▶ **MATERIAL**
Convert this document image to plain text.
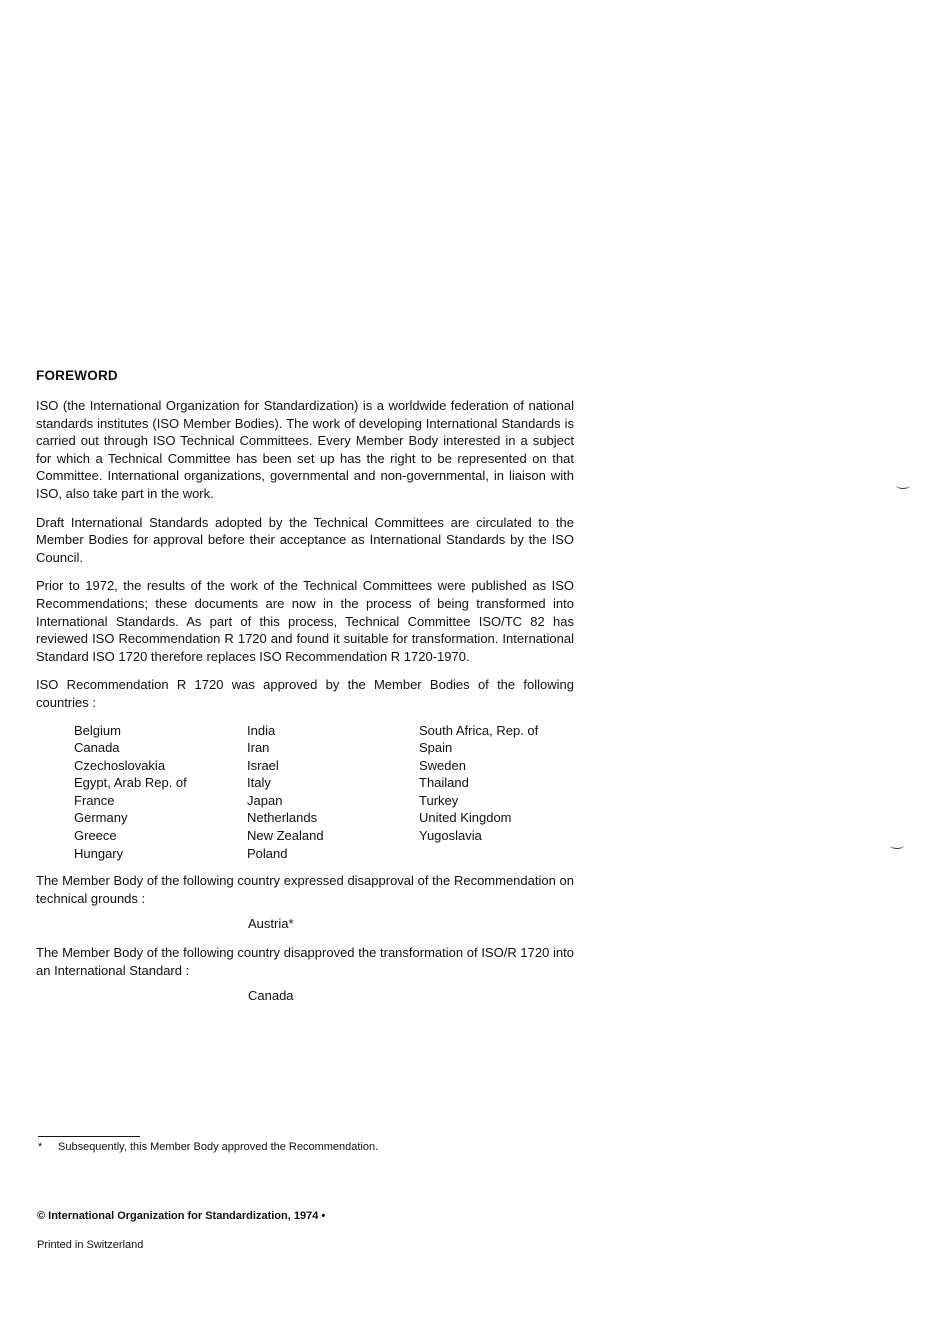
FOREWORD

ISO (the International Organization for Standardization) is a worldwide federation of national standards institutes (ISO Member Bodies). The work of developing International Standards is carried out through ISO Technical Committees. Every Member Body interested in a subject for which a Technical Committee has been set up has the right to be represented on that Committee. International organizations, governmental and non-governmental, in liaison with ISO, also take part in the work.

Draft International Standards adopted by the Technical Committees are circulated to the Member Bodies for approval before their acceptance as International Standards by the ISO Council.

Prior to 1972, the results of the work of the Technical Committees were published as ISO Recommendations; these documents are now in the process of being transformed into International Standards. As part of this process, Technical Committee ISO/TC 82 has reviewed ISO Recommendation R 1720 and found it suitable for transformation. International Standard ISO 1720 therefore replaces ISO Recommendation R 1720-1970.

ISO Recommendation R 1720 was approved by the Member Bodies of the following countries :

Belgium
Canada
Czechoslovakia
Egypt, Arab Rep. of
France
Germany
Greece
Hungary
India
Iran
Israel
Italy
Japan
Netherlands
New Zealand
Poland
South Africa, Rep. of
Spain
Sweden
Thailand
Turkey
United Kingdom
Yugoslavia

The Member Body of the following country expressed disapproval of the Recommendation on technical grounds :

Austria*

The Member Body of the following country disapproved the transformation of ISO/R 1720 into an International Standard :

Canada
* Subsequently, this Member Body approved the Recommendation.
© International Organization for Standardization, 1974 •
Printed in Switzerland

▶ **WHAT THE TASK ASKS**
Repeat every record precisely. Any picture among them stays out of the copy.

▶ **THE REPLY**
Convert this document image to plain text.
FOREWORD

ISO (the International Organization for Standardization) is a worldwide federation of national standards institutes (ISO Member Bodies). The work of developing International Standards is carried out through ISO Technical Committees. Every Member Body interested in a subject for which a Technical Committee has been set up has the right to be represented on that Committee. International organizations, governmental and non-governmental, in liaison with ISO, also take part in the work.

Draft International Standards adopted by the Technical Committees are circulated to the Member Bodies for approval before their acceptance as International Standards by the ISO Council.

Prior to 1972, the results of the work of the Technical Committees were published as ISO Recommendations; these documents are now in the process of being transformed into International Standards. As part of this process, Technical Committee ISO/TC 82 has reviewed ISO Recommendation R 1720 and found it suitable for transformation. International Standard ISO 1720 therefore replaces ISO Recommendation R 1720-1970.

ISO Recommendation R 1720 was approved by the Member Bodies of the following countries :

Belgium
Canada
Czechoslovakia
Egypt, Arab Rep. of
France
Germany
Greece
Hungary
India
Iran
Israel
Italy
Japan
Netherlands
New Zealand
Poland
South Africa, Rep. of
Spain
Sweden
Thailand
Turkey
United Kingdom
Yugoslavia

The Member Body of the following country expressed disapproval of the Recommendation on technical grounds :

Austria*

The Member Body of the following country disapproved the transformation of ISO/R 1720 into an International Standard :

Canada
* Subsequently, this Member Body approved the Recommendation.
© International Organization for Standardization, 1974 •
Printed in Switzerland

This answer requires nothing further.